[Dataset items]
------------------------------------------------------------------------
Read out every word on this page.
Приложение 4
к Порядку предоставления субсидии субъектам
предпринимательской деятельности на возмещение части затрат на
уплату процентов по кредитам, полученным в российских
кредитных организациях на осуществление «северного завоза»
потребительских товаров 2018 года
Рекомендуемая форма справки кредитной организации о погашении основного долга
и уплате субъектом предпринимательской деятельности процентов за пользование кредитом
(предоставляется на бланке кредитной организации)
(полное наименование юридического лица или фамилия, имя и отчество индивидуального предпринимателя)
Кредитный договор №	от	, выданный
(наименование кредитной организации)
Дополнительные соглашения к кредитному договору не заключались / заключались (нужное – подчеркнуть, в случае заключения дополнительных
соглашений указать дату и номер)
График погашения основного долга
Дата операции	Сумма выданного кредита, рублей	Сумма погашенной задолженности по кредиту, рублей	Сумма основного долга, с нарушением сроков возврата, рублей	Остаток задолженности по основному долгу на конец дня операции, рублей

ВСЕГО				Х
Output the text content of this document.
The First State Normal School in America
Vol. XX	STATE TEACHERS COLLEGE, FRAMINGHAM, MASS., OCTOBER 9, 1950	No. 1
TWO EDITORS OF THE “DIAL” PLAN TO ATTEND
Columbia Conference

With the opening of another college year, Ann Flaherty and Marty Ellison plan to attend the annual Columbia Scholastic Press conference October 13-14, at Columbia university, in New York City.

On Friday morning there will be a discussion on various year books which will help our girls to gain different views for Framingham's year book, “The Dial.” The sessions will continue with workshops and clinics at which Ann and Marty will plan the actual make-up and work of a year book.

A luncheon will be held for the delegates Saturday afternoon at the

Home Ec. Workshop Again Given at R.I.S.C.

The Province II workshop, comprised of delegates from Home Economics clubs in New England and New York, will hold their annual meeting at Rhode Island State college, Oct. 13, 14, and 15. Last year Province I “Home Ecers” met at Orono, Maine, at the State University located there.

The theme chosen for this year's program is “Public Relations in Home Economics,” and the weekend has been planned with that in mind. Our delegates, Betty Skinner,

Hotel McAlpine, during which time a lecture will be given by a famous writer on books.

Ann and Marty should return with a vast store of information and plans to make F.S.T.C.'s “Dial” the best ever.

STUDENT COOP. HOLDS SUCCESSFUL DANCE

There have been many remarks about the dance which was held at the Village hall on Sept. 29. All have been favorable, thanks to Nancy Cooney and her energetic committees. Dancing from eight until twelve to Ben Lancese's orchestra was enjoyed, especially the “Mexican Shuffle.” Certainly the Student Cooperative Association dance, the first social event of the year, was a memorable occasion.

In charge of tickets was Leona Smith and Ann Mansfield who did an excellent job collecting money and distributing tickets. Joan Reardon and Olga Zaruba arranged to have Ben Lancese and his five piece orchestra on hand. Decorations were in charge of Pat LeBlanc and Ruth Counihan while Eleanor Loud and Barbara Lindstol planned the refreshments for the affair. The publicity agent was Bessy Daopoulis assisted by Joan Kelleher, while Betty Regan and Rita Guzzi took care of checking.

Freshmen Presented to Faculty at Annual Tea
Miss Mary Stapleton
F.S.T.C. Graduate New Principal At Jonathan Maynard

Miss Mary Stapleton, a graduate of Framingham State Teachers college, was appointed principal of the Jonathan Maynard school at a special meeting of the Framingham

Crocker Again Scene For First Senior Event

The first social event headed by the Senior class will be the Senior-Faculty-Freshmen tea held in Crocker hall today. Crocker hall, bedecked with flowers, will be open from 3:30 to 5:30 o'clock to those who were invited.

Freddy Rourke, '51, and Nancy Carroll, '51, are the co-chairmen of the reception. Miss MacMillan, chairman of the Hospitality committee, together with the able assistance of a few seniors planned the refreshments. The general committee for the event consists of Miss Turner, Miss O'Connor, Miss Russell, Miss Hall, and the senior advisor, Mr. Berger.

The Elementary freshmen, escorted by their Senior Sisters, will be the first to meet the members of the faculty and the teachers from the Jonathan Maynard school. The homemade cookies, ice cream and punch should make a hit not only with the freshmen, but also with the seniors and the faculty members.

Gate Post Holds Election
------------------------------------------------------------------------
_Required work_
All of the entries must be quoted exactly; please include each one.

_Correct output_
Read out every word on this page.
Приложение 4
к Порядку предоставления субсидии субъектам
предпринимательской деятельности на возмещение части затрат на
уплату процентов по кредитам, полученным в российских
кредитных организациях на осуществление «северного завоза»
потребительских товаров 2018 года
Рекомендуемая форма справки кредитной организации о погашении основного долга
и уплате субъектом предпринимательской деятельности процентов за пользование кредитом
(предоставляется на бланке кредитной организации)
(полное наименование юридического лица или фамилия, имя и отчество индивидуального предпринимателя)
Кредитный договор №	от	, выданный
(наименование кредитной организации)
Дополнительные соглашения к кредитному договору не заключались / заключались (нужное – подчеркнуть, в случае заключения дополнительных
соглашений указать дату и номер)
График погашения основного долга
Дата операции	Сумма выданного кредита, рублей	Сумма погашенной задолженности по кредиту, рублей	Сумма основного долга, с нарушением сроков возврата, рублей	Остаток задолженности по основному долгу на конец дня операции, рублей

ВСЕГО				Х
Output the text content of this document.
The First State Normal School in America
Vol. XX	STATE TEACHERS COLLEGE, FRAMINGHAM, MASS., OCTOBER 9, 1950	No. 1
TWO EDITORS OF THE “DIAL” PLAN TO ATTEND
Columbia Conference

With the opening of another college year, Ann Flaherty and Marty Ellison plan to attend the annual Columbia Scholastic Press conference October 13-14, at Columbia university, in New York City.

On Friday morning there will be a discussion on various year books which will help our girls to gain different views for Framingham's year book, “The Dial.” The sessions will continue with workshops and clinics at which Ann and Marty will plan the actual make-up and work of a year book.

A luncheon will be held for the delegates Saturday afternoon at the

Home Ec. Workshop Again Given at R.I.S.C.

The Province II workshop, comprised of delegates from Home Economics clubs in New England and New York, will hold their annual meeting at Rhode Island State college, Oct. 13, 14, and 15. Last year Province I “Home Ecers” met at Orono, Maine, at the State University located there.

The theme chosen for this year's program is “Public Relations in Home Economics,” and the weekend has been planned with that in mind. Our delegates, Betty Skinner,

Hotel McAlpine, during which time a lecture will be given by a famous writer on books.

Ann and Marty should return with a vast store of information and plans to make F.S.T.C.'s “Dial” the best ever.

STUDENT COOP. HOLDS SUCCESSFUL DANCE

There have been many remarks about the dance which was held at the Village hall on Sept. 29. All have been favorable, thanks to Nancy Cooney and her energetic committees. Dancing from eight until twelve to Ben Lancese's orchestra was enjoyed, especially the “Mexican Shuffle.” Certainly the Student Cooperative Association dance, the first social event of the year, was a memorable occasion.

In charge of tickets was Leona Smith and Ann Mansfield who did an excellent job collecting money and distributing tickets. Joan Reardon and Olga Zaruba arranged to have Ben Lancese and his five piece orchestra on hand. Decorations were in charge of Pat LeBlanc and Ruth Counihan while Eleanor Loud and Barbara Lindstol planned the refreshments for the affair. The publicity agent was Bessy Daopoulis assisted by Joan Kelleher, while Betty Regan and Rita Guzzi took care of checking.

Freshmen Presented to Faculty at Annual Tea
Miss Mary Stapleton
F.S.T.C. Graduate New Principal At Jonathan Maynard

Miss Mary Stapleton, a graduate of Framingham State Teachers college, was appointed principal of the Jonathan Maynard school at a special meeting of the Framingham

Crocker Again Scene For First Senior Event

The first social event headed by the Senior class will be the Senior-Faculty-Freshmen tea held in Crocker hall today. Crocker hall, bedecked with flowers, will be open from 3:30 to 5:30 o'clock to those who were invited.

Freddy Rourke, '51, and Nancy Carroll, '51, are the co-chairmen of the reception. Miss MacMillan, chairman of the Hospitality committee, together with the able assistance of a few seniors planned the refreshments. The general committee for the event consists of Miss Turner, Miss O'Connor, Miss Russell, Miss Hall, and the senior advisor, Mr. Berger.

The Elementary freshmen, escorted by their Senior Sisters, will be the first to meet the members of the faculty and the teachers from the Jonathan Maynard school. The homemade cookies, ice cream and punch should make a hit not only with the freshmen, but also with the seniors and the faculty members.

Gate Post Holds Election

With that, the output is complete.